### What the task asks
Gather all lines from the material that contain "elements".

### Records for the task
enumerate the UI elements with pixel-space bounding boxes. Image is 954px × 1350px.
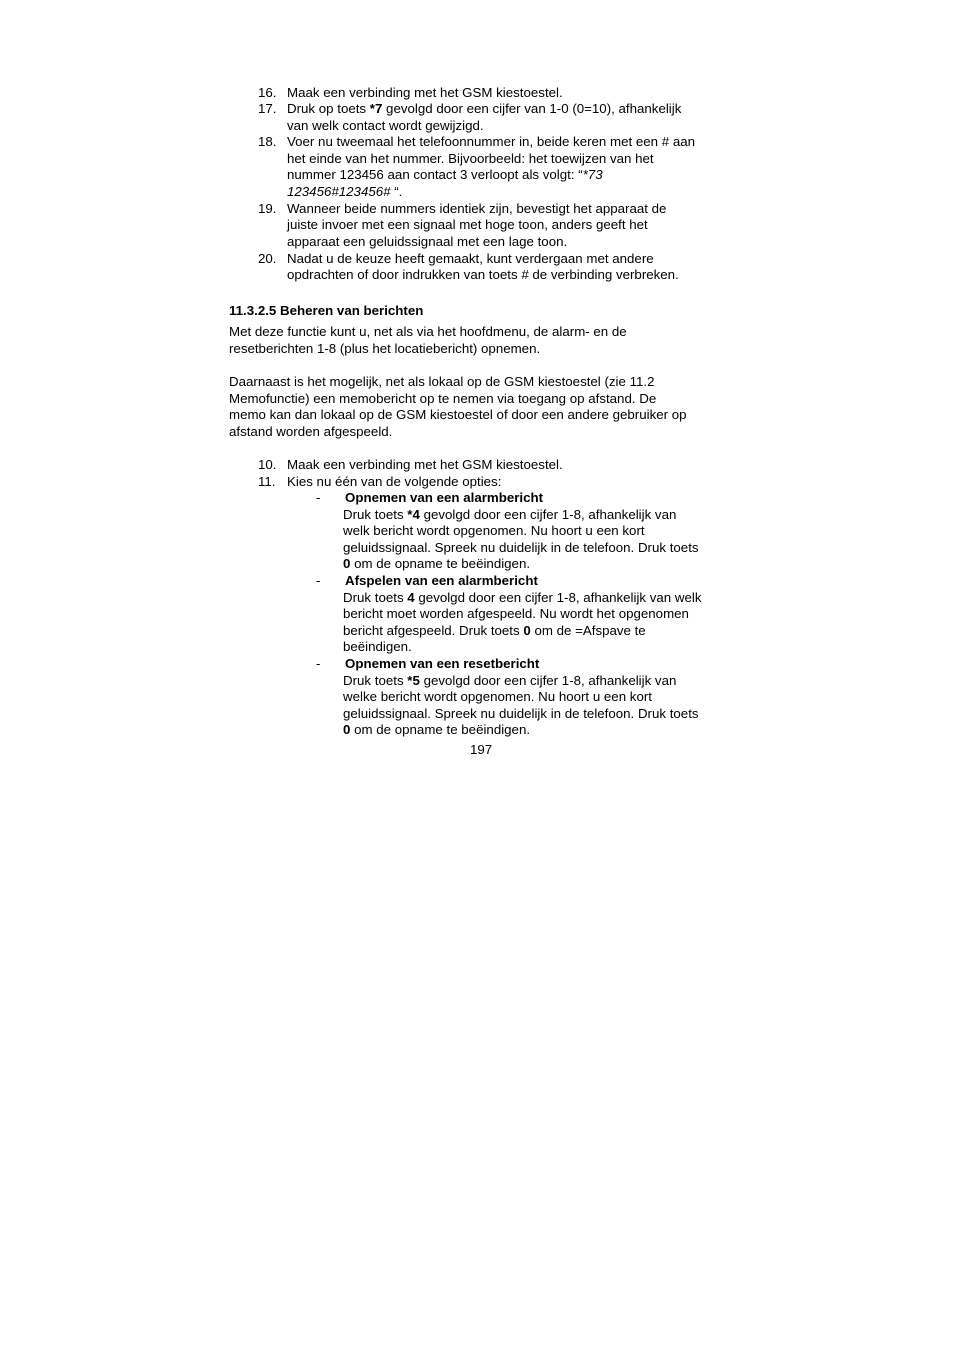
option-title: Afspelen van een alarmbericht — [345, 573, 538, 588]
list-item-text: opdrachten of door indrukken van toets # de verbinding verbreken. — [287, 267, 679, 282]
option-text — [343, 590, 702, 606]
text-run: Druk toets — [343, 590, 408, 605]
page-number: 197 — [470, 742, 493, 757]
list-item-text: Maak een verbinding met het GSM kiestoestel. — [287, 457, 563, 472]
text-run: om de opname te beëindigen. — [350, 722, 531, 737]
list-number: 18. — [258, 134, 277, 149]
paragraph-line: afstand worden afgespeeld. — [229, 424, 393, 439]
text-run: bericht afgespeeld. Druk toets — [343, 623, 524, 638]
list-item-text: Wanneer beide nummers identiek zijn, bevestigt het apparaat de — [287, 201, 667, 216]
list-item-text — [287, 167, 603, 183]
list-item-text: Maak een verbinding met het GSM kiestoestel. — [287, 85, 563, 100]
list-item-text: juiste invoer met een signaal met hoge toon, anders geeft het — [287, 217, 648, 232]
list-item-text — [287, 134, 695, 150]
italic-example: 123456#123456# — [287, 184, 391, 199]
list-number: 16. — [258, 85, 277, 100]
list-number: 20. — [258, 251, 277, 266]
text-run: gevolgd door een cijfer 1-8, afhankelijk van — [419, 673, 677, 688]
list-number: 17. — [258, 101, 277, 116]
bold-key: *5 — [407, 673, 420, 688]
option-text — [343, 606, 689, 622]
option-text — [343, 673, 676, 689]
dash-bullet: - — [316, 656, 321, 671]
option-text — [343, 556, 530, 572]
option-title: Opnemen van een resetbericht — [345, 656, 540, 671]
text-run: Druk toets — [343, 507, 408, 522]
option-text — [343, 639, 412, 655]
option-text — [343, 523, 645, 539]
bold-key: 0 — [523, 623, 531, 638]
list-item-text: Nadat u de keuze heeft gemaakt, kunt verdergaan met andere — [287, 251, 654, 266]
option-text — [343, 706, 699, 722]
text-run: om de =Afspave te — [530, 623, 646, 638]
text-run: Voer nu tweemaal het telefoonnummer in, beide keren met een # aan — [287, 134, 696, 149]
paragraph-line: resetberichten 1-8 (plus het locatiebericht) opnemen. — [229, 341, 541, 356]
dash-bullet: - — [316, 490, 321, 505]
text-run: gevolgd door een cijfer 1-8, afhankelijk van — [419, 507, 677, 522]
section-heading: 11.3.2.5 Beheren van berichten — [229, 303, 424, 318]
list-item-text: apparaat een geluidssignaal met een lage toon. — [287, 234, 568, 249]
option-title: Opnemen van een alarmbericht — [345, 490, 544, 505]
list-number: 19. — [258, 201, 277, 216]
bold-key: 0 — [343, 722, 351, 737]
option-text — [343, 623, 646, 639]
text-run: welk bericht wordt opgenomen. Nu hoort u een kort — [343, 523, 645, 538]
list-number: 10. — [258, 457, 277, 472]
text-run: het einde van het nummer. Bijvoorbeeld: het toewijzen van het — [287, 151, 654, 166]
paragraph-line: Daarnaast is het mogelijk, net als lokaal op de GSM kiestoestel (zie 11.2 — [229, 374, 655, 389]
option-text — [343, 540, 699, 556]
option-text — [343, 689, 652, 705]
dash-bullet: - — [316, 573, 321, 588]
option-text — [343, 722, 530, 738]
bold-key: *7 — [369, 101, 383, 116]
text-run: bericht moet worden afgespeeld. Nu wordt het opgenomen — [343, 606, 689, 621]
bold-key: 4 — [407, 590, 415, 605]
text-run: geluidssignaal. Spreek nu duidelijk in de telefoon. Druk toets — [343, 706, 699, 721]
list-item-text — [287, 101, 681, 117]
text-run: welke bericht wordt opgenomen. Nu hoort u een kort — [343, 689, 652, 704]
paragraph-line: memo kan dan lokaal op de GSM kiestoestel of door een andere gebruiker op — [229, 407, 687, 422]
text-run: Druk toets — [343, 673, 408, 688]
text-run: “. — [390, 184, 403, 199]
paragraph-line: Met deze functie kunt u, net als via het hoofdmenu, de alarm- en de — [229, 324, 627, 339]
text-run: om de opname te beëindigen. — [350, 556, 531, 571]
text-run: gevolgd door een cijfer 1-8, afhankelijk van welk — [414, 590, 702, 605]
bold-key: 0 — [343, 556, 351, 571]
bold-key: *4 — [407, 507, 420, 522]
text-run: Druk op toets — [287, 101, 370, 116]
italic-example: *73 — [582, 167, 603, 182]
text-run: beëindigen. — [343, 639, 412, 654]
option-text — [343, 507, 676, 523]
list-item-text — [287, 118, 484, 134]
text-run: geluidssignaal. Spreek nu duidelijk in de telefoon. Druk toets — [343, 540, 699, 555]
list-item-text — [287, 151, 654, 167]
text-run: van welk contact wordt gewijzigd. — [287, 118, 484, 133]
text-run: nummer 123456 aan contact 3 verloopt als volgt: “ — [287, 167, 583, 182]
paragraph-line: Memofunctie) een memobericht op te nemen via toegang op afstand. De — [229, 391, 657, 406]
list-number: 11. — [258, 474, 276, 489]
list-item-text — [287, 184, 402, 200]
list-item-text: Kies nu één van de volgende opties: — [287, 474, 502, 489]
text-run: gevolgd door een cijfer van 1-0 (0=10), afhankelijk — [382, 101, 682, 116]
--
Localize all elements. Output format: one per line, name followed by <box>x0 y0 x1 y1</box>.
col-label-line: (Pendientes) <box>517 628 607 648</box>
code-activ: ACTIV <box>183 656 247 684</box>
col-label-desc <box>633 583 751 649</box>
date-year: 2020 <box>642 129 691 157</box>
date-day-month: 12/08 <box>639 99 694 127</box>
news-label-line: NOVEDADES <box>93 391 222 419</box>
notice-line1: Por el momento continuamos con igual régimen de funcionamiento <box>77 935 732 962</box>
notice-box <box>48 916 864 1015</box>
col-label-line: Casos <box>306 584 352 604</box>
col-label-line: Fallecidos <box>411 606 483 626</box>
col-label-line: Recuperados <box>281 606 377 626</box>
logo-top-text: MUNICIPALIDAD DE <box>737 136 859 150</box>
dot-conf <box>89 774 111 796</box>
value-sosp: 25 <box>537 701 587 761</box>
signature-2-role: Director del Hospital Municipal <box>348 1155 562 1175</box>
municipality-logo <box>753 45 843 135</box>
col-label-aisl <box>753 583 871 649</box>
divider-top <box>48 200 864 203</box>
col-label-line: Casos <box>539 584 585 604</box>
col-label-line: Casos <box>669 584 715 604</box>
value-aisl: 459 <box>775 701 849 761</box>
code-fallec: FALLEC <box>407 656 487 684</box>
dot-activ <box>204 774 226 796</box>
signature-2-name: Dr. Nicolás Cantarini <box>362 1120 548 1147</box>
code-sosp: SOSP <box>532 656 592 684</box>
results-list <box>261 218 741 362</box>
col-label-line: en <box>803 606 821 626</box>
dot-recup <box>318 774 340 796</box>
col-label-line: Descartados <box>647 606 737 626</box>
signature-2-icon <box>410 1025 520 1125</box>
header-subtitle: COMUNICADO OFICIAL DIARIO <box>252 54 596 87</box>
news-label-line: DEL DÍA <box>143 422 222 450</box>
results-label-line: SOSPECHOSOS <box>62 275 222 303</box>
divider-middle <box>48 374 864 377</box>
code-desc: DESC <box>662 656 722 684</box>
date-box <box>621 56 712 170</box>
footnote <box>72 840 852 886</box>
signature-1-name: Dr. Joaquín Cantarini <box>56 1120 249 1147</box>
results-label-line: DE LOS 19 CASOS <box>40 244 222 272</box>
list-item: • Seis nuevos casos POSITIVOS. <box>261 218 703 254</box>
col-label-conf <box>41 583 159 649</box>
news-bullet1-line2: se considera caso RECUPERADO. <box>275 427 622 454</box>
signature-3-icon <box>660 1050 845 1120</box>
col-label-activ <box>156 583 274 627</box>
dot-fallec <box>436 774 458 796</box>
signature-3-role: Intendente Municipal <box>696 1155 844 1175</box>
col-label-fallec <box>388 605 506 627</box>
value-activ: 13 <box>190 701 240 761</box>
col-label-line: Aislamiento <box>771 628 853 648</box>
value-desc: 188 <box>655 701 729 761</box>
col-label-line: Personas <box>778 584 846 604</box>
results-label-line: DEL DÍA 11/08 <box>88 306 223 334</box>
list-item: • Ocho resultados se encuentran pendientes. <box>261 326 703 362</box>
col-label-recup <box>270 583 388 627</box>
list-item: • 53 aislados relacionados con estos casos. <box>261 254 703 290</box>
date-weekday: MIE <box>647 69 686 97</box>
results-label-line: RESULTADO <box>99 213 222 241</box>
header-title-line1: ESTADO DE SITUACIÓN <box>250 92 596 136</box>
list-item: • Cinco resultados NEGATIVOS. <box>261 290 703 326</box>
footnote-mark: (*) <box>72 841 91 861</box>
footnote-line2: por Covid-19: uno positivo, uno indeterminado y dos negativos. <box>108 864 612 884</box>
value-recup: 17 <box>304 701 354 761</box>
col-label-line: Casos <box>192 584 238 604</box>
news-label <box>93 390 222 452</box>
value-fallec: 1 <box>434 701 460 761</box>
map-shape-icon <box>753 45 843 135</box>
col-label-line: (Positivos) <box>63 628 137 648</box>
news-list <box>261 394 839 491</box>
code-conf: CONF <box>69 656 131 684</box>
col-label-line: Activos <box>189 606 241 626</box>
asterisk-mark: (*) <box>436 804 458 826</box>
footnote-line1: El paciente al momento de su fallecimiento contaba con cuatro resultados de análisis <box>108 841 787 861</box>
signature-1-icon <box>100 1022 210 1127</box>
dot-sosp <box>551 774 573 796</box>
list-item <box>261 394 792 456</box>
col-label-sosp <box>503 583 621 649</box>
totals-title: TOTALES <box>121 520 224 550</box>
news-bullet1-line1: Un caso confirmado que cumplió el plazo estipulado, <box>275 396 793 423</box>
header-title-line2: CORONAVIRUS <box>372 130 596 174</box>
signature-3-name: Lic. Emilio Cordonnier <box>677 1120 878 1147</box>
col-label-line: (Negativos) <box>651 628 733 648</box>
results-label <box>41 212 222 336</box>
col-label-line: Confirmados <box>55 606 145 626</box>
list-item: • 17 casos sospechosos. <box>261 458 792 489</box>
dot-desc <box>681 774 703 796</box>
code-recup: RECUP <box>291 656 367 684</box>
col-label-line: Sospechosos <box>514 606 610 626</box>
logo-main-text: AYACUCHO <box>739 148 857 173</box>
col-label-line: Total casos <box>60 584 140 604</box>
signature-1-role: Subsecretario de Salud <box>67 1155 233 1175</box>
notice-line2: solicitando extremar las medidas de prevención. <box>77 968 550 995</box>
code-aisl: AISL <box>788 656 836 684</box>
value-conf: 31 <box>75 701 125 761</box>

### Output below
enumerate the UI elements with pixel-space bounding boxes. Image is 954px × 1350px.
Localize all elements. Output format: one per line, name followed by <box>x0 y0 x1 y1</box>.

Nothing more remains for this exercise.